GIVEN REQUEST:
In the entries below, find the lines with the word "name" and copy them.
══════════════════════════════
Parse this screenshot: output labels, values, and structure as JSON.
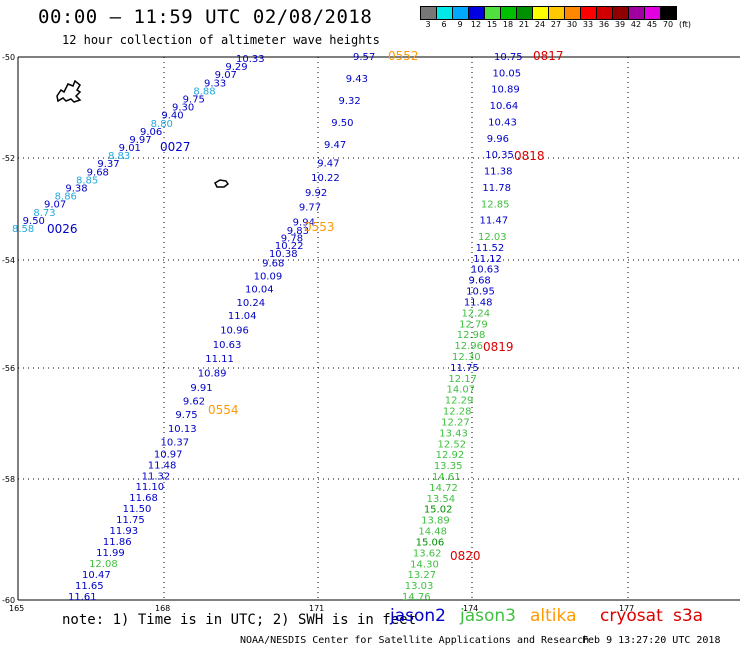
{
  "header": {
    "title": "00:00 – 11:59 UTC 02/08/2018",
    "subtitle": "12 hour collection of altimeter wave heights"
  },
  "colorbar": {
    "unit": "(ft)",
    "stops": [
      {
        "label": "3",
        "color": "#777777"
      },
      {
        "label": "6",
        "color": "#00e8e8"
      },
      {
        "label": "9",
        "color": "#00a8ff"
      },
      {
        "label": "12",
        "color": "#0000e0"
      },
      {
        "label": "15",
        "color": "#50e040"
      },
      {
        "label": "18",
        "color": "#00c000"
      },
      {
        "label": "21",
        "color": "#009000"
      },
      {
        "label": "24",
        "color": "#ffff00"
      },
      {
        "label": "27",
        "color": "#ffc800"
      },
      {
        "label": "30",
        "color": "#ff8800"
      },
      {
        "label": "33",
        "color": "#ff0000"
      },
      {
        "label": "36",
        "color": "#d00000"
      },
      {
        "label": "39",
        "color": "#900000"
      },
      {
        "label": "42",
        "color": "#a000a0"
      },
      {
        "label": "45",
        "color": "#e000e0"
      },
      {
        "label": "70",
        "color": "#000000"
      }
    ]
  },
  "axes": {
    "lat_ticks": [
      "-50",
      "-52",
      "-54",
      "-56",
      "-58",
      "-60"
    ],
    "lon_ticks": [
      "165",
      "168",
      "171",
      "174",
      "177"
    ]
  },
  "colors": {
    "jason2": "#0000c8",
    "jason3": "#40c040",
    "altika": "#ff9900",
    "cryosat": "#dd0000",
    "sentinel": "#dd0000",
    "light_blue": "#22aadd",
    "dark_green": "#009000"
  },
  "tracks": {
    "pass_a": [
      {
        "t": "8.58",
        "c": "light_blue"
      },
      {
        "t": "9.50",
        "c": "jason2"
      },
      {
        "t": "8.73",
        "c": "light_blue"
      },
      {
        "t": "9.07",
        "c": "jason2"
      },
      {
        "t": "8.86",
        "c": "light_blue"
      },
      {
        "t": "9.38",
        "c": "jason2"
      },
      {
        "t": "8.85",
        "c": "light_blue"
      },
      {
        "t": "9.68",
        "c": "jason2"
      },
      {
        "t": "9.37",
        "c": "jason2"
      },
      {
        "t": "8.83",
        "c": "light_blue"
      },
      {
        "t": "9.01",
        "c": "jason2"
      },
      {
        "t": "9.97",
        "c": "jason2"
      },
      {
        "t": "9.06",
        "c": "jason2"
      },
      {
        "t": "8.80",
        "c": "light_blue"
      },
      {
        "t": "9.40",
        "c": "jason2"
      },
      {
        "t": "9.30",
        "c": "jason2"
      },
      {
        "t": "9.75",
        "c": "jason2"
      },
      {
        "t": "8.88",
        "c": "light_blue"
      },
      {
        "t": "9.33",
        "c": "jason2"
      },
      {
        "t": "9.07",
        "c": "jason2"
      },
      {
        "t": "9.29",
        "c": "jason2"
      },
      {
        "t": "10.33",
        "c": "jason2"
      }
    ],
    "pass_b": [
      {
        "t": "9.57",
        "c": "jason2"
      },
      {
        "t": "9.43",
        "c": "jason2"
      },
      {
        "t": "9.32",
        "c": "jason2"
      },
      {
        "t": "9.50",
        "c": "jason2"
      },
      {
        "t": "9.47",
        "c": "jason2"
      },
      {
        "t": "9.47",
        "c": "jason2"
      },
      {
        "t": "10.22",
        "c": "jason2"
      },
      {
        "t": "9.92",
        "c": "jason2"
      },
      {
        "t": "9.77",
        "c": "jason2"
      },
      {
        "t": "9.94",
        "c": "jason2"
      },
      {
        "t": "9.83",
        "c": "jason2"
      },
      {
        "t": "9.78",
        "c": "jason2"
      },
      {
        "t": "10.22",
        "c": "jason2"
      },
      {
        "t": "10.38",
        "c": "jason2"
      },
      {
        "t": "9.68",
        "c": "jason2"
      },
      {
        "t": "10.09",
        "c": "jason2"
      },
      {
        "t": "10.04",
        "c": "jason2"
      },
      {
        "t": "10.24",
        "c": "jason2"
      },
      {
        "t": "11.04",
        "c": "jason2"
      },
      {
        "t": "10.96",
        "c": "jason2"
      },
      {
        "t": "10.63",
        "c": "jason2"
      },
      {
        "t": "11.11",
        "c": "jason2"
      },
      {
        "t": "10.89",
        "c": "jason2"
      },
      {
        "t": "9.91",
        "c": "jason2"
      },
      {
        "t": "9.62",
        "c": "jason2"
      },
      {
        "t": "9.75",
        "c": "jason2"
      },
      {
        "t": "10.13",
        "c": "jason2"
      },
      {
        "t": "10.37",
        "c": "jason2"
      },
      {
        "t": "10.97",
        "c": "jason2"
      },
      {
        "t": "11.48",
        "c": "jason2"
      },
      {
        "t": "11.32",
        "c": "jason2"
      },
      {
        "t": "11.10",
        "c": "jason2"
      },
      {
        "t": "11.68",
        "c": "jason2"
      },
      {
        "t": "11.50",
        "c": "jason2"
      },
      {
        "t": "11.75",
        "c": "jason2"
      },
      {
        "t": "11.93",
        "c": "jason2"
      },
      {
        "t": "11.86",
        "c": "jason2"
      },
      {
        "t": "11.99",
        "c": "jason2"
      },
      {
        "t": "12.08",
        "c": "jason3"
      },
      {
        "t": "10.47",
        "c": "jason2"
      },
      {
        "t": "11.65",
        "c": "jason2"
      },
      {
        "t": "11.61",
        "c": "jason2"
      }
    ],
    "pass_c": [
      {
        "t": "10.75",
        "c": "jason2"
      },
      {
        "t": "10.05",
        "c": "jason2"
      },
      {
        "t": "10.89",
        "c": "jason2"
      },
      {
        "t": "10.64",
        "c": "jason2"
      },
      {
        "t": "10.43",
        "c": "jason2"
      },
      {
        "t": "9.96",
        "c": "jason2"
      },
      {
        "t": "10.35",
        "c": "jason2"
      },
      {
        "t": "11.38",
        "c": "jason2"
      },
      {
        "t": "11.78",
        "c": "jason2"
      },
      {
        "t": "12.85",
        "c": "jason3"
      },
      {
        "t": "11.47",
        "c": "jason2"
      },
      {
        "t": "12.03",
        "c": "jason3"
      },
      {
        "t": "11.52",
        "c": "jason2"
      },
      {
        "t": "11.12",
        "c": "jason2"
      },
      {
        "t": "10.63",
        "c": "jason2"
      },
      {
        "t": "9.68",
        "c": "jason2"
      },
      {
        "t": "10.95",
        "c": "jason2"
      },
      {
        "t": "11.48",
        "c": "jason2"
      },
      {
        "t": "12.24",
        "c": "jason3"
      },
      {
        "t": "12.79",
        "c": "jason3"
      },
      {
        "t": "12.98",
        "c": "jason3"
      },
      {
        "t": "12.96",
        "c": "jason3"
      },
      {
        "t": "12.30",
        "c": "jason3"
      },
      {
        "t": "11.75",
        "c": "jason2"
      },
      {
        "t": "12.17",
        "c": "jason3"
      },
      {
        "t": "14.07",
        "c": "jason3"
      },
      {
        "t": "12.29",
        "c": "jason3"
      },
      {
        "t": "12.28",
        "c": "jason3"
      },
      {
        "t": "12.27",
        "c": "jason3"
      },
      {
        "t": "13.43",
        "c": "jason3"
      },
      {
        "t": "12.52",
        "c": "jason3"
      },
      {
        "t": "12.92",
        "c": "jason3"
      },
      {
        "t": "13.35",
        "c": "jason3"
      },
      {
        "t": "14.61",
        "c": "jason3"
      },
      {
        "t": "14.72",
        "c": "jason3"
      },
      {
        "t": "13.54",
        "c": "jason3"
      },
      {
        "t": "15.02",
        "c": "dark_green"
      },
      {
        "t": "13.89",
        "c": "jason3"
      },
      {
        "t": "14.48",
        "c": "jason3"
      },
      {
        "t": "15.06",
        "c": "dark_green"
      },
      {
        "t": "13.62",
        "c": "jason3"
      },
      {
        "t": "14.30",
        "c": "jason3"
      },
      {
        "t": "13.27",
        "c": "jason3"
      },
      {
        "t": "13.03",
        "c": "jason3"
      },
      {
        "t": "14.76",
        "c": "jason3"
      }
    ]
  },
  "time_labels": [
    {
      "t": "0026",
      "c": "jason2"
    },
    {
      "t": "0027",
      "c": "jason2"
    },
    {
      "t": "0552",
      "c": "altika"
    },
    {
      "t": "0553",
      "c": "altika"
    },
    {
      "t": "0554",
      "c": "altika"
    },
    {
      "t": "0817",
      "c": "cryosat"
    },
    {
      "t": "0818",
      "c": "cryosat"
    },
    {
      "t": "0819",
      "c": "cryosat"
    },
    {
      "t": "0820",
      "c": "cryosat"
    }
  ],
  "footer": {
    "note": "note: 1) Time is in UTC; 2) SWH is in feet",
    "legend": [
      {
        "t": "jason2",
        "c": "jason2"
      },
      {
        "t": "jason3",
        "c": "jason3"
      },
      {
        "t": "altika",
        "c": "altika"
      },
      {
        "t": "cryosat",
        "c": "cryosat"
      },
      {
        "t": "s3a",
        "c": "sentinel"
      }
    ],
    "credit": "NOAA/NESDIS Center for Satellite Applications and Research",
    "generated": "Feb  9 13:27:20 UTC 2018"
  }
}
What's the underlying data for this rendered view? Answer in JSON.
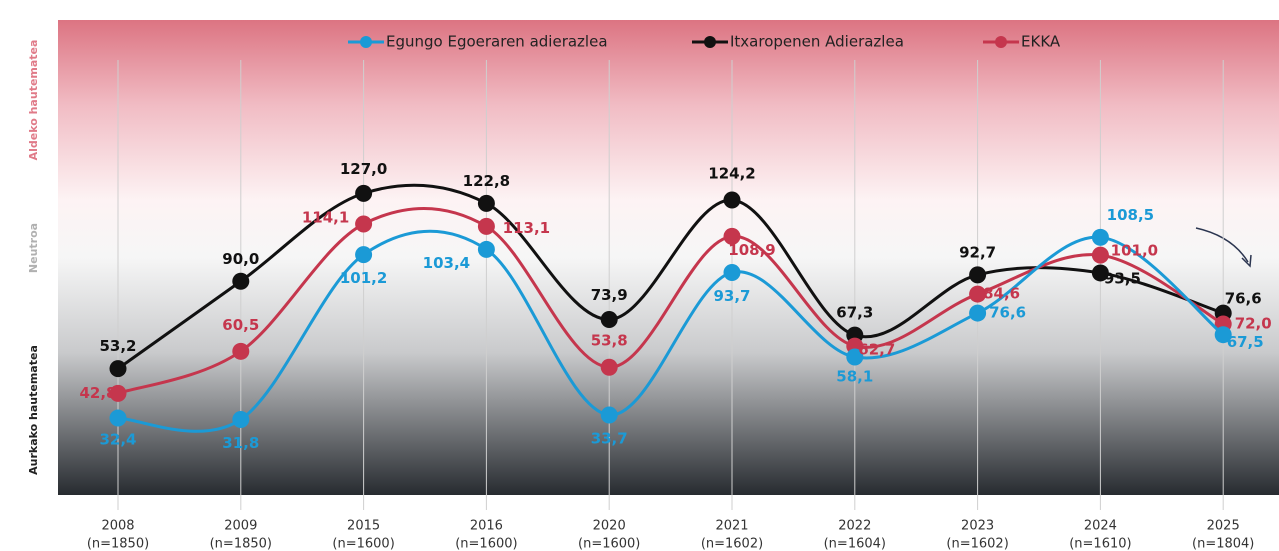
{
  "chart_data": {
    "type": "line",
    "side_labels": [
      "Aldeko hautematea",
      "Neutroa",
      "Aurkako hautematea"
    ],
    "categories": [
      "2008",
      "2009",
      "2015",
      "2016",
      "2020",
      "2021",
      "2022",
      "2023",
      "2024",
      "2025"
    ],
    "sample_sizes": [
      "(n=1850)",
      "(n=1850)",
      "(n=1600)",
      "(n=1600)",
      "(n=1600)",
      "(n=1602)",
      "(n=1604)",
      "(n=1602)",
      "(n=1610)",
      "(n=1804)"
    ],
    "ylim": [
      0,
      200
    ],
    "series": [
      {
        "name": "Egungo Egoeraren adierazlea",
        "color": "#1b9ad6",
        "values": [
          32.4,
          31.8,
          101.2,
          103.4,
          33.7,
          93.7,
          58.1,
          76.6,
          108.5,
          67.5
        ],
        "value_labels": [
          "32,4",
          "31,8",
          "101,2",
          "103,4",
          "33,7",
          "93,7",
          "58,1",
          "76,6",
          "108,5",
          "67,5"
        ]
      },
      {
        "name": "Itxaropenen Adierazlea",
        "color": "#111111",
        "values": [
          53.2,
          90.0,
          127.0,
          122.8,
          73.9,
          124.2,
          67.3,
          92.7,
          93.5,
          76.6
        ],
        "value_labels": [
          "53,2",
          "90,0",
          "127,0",
          "122,8",
          "73,9",
          "124,2",
          "67,3",
          "92,7",
          "93,5",
          "76,6"
        ]
      },
      {
        "name": "EKKA",
        "color": "#c5364d",
        "values": [
          42.8,
          60.5,
          114.1,
          113.1,
          53.8,
          108.9,
          62.7,
          84.6,
          101.0,
          72.0
        ],
        "value_labels": [
          "42,8",
          "60,5",
          "114,1",
          "113,1",
          "53,8",
          "108,9",
          "62,7",
          "84,6",
          "101,0",
          "72,0"
        ]
      }
    ]
  }
}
══════════════════════════════
RESPONSE BELOW:
        "name": "Egungo Egoeraren adierazlea",
        "name": "Itxaropenen Adierazlea",
        "name": "EKKA",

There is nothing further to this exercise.